What you are asked to do:
Please copy the blockchain passage between "It is estimated" and "an associated consortium.", inclusive, switching "startups" to "young companies".

Quoted text:

The advantage of these independent players lies in their supposed objectivity, as their aim is to offer products or services that best serve customer needs (independently of the financial provider). However, maintaining such objectivity will be a challenge for obvious reasons.
The knowledge and expertise of these independent players should be examined and certified before they are permitted to serve customers.

3.4. Blockchain Technology 

Blockchain came with Bitcoin, a cryptocurrency created by Satoshi Nakamoto and published in 2008. In particular, Blockchain refers to the underlying technology that makes this electronic cash possible.
According to Honrubia and Galán (2017), Blockchain can be defined as a decentralised (hence its other name of ‘distributed ledger technology’, or DLT) and secure database, designed for the storage of data in a chain of blocks (see Illustration 5) and guaranteeing the inalterability of the information within.
This basic approach has been extended following major modifications (see Illustration 6).
The inalterability of the information and the fact that it enabled storage in a chain of blocks gave way to ‘smart contracts’ that suppose the main generational leap of blockchain technology. These smart contracts are pieces of executable code that can be added to transactions in a blockchain network and so open an infinite range of possibilities. It is possible to imagine a contract (agreement between two parties) that can be signed, stored in a site that allows you ‘forget’ it but automatically executable when contract conditions are met (Honrubia and Galán, 2017).
It is estimated that there are more than 650 cryptocurrencies that are together holding some 22 trillion dollars in circulation. In addition, more than 100 startups are working with blockchain technology and all the major world banks belong to an associated consortium.
Financial institutions were very reluctant to adopt bitcoin due a lack of regulation. However, in the last two years, they have seen the potential of blockchain technology, since it can transform entire industries (not only sectors such as the financial one). For this reason, there has been an exponential growth in blockchain investment and research, and this growth seems set to continue (although these investments are years away from generating savings or income).
According to Honrubia and Galán (2017), large corporations are currently investing in blockchain, although it remains necessary to identify the benefits from its use. It can be said that blockchain as a technology is clear and established. However, despite the fact that the ‘distributed’ concept has been known for many decades, ‘decentralisation’ still makes some people frown, and if we define it as ‘safe’ (because of a reduction in the effectiveness of cyber-attacks due to the lack of a central core of information), the number of agnostics is multiplied.
Blockchain technology would save time in the realisation of international transactions, as well as in the liquidation of shares and bonds, as a consequence of the reduction in the number of process intervenors. In addition, blockchain provides complete traceability of transactions, cost savings and also helps to prevent fraud (elimination of physical currencies). However, as disadvantages we could indicate the security problem that lies in the creation of intelligent contracts, for example, since these are software and, therefore, susceptible to vulnerabilities and errors.
In addition, according to Castejón (2017), the president of the European Central Bank (ECB) advocates constant monitoring and valuation of the new risks that may result from using blockchain in the payment system and market infrastructures. One of these risks is the possible fragmentation of markets if different technological approaches are deployed in the Eurozone. In his 2016 annual report, a section on blockchain warns that it cannot be considered an option at present because there are criteria of maturity, safety, efficiency, functionality, operation or governance that need to be solved.
Blockchain will enable new business models, and some sources indicate that it will produce the next revolution in the financial sector. There is discussion about the creation of the ‘Internet of Value’ (IoV).

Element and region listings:
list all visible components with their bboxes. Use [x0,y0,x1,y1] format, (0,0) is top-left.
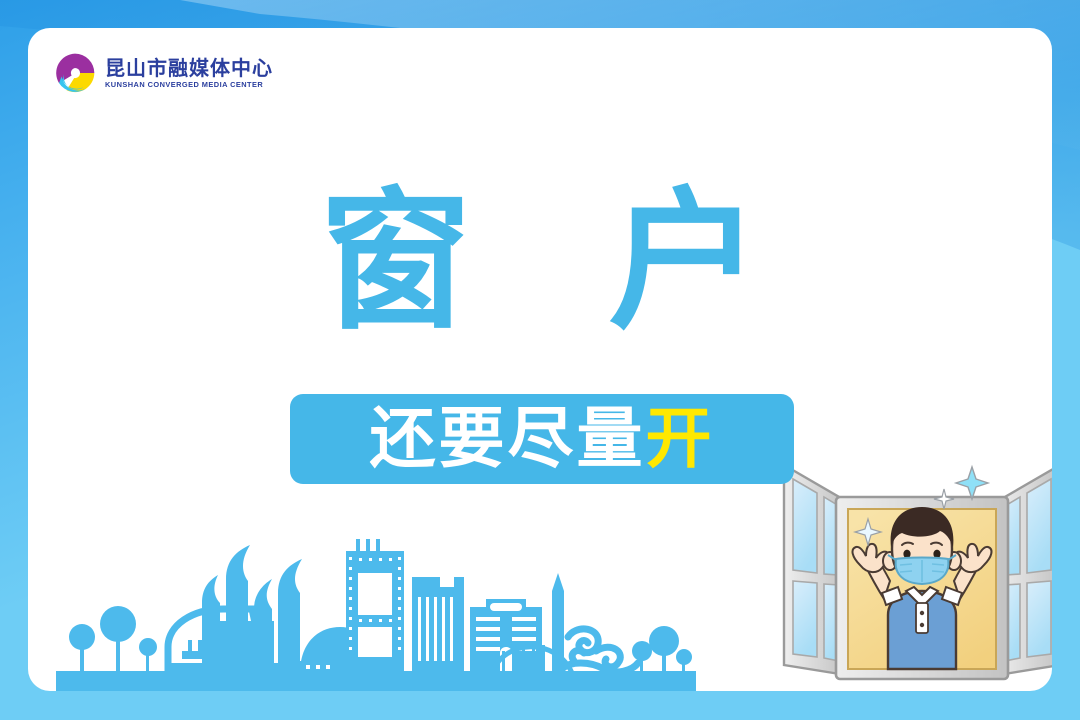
subtitle-banner: 还要尽量开 [290,394,794,484]
logo-name-cn: 昆山市融媒体中心 [105,58,273,78]
subtitle-text-white: 还要尽量 [370,400,646,477]
page-title: 窗 户 [0,186,1080,338]
subtitle-text: 还要尽量开 [370,406,715,472]
logo-text-block: 昆山市融媒体中心 KUNSHAN CONVERGED MEDIA CENTER [105,58,273,88]
logo: 昆山市融媒体中心 KUNSHAN CONVERGED MEDIA CENTER [54,52,273,94]
boy-opening-window-illustration [764,453,1052,691]
white-content-card [28,28,1052,691]
kunshan-media-logo-icon [54,52,96,94]
city-skyline-illustration [56,511,696,691]
poster-root: 昆山市融媒体中心 KUNSHAN CONVERGED MEDIA CENTER … [0,0,1080,720]
logo-name-en: KUNSHAN CONVERGED MEDIA CENTER [105,81,273,88]
subtitle-text-highlight: 开 [646,400,715,477]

The completed task:
It is estimated that there are more than 650 cryptocurrencies that are together holding some 22 trillion dollars in circulation. In addition, more than 100 young companies are working with blockchain technology and all the major world banks belong to an associated consortium.